>> Begin DATA ENTRIES

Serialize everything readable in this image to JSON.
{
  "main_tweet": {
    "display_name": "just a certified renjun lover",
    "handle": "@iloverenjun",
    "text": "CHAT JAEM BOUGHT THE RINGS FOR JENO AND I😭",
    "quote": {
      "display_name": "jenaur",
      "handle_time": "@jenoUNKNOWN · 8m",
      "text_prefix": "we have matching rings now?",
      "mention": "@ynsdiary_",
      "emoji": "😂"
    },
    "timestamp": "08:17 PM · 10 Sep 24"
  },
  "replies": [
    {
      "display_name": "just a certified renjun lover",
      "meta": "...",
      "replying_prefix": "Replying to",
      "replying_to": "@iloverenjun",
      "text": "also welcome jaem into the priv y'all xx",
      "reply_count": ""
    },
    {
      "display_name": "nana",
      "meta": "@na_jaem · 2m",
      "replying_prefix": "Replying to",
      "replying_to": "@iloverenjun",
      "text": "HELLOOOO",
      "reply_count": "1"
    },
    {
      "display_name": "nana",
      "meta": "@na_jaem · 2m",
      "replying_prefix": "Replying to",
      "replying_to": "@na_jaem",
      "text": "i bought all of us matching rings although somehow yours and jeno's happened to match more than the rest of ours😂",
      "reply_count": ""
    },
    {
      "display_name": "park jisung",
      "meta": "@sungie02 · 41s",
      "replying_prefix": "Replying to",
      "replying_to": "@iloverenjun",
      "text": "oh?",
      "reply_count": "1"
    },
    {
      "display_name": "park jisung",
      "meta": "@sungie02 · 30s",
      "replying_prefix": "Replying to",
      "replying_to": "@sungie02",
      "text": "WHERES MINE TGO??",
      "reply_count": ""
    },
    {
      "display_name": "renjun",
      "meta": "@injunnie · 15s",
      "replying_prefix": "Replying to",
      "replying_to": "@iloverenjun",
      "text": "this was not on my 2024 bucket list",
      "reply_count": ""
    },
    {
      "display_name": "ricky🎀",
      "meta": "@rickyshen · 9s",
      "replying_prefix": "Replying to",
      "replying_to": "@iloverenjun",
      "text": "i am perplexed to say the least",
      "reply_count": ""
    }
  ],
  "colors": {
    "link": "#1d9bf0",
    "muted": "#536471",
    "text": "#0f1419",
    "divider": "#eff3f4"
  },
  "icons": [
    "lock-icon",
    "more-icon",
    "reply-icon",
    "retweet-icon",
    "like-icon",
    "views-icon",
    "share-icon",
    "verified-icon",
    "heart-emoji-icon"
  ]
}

>> End DATA ENTRIES

Out of the material above, select every line that holds the string "meta".

      "meta": "...",
      "meta": "@na_jaem · 2m",
      "meta": "@na_jaem · 2m",
      "meta": "@sungie02 · 41s",
      "meta": "@sungie02 · 30s",
      "meta": "@injunnie · 15s",
      "meta": "@rickyshen · 9s",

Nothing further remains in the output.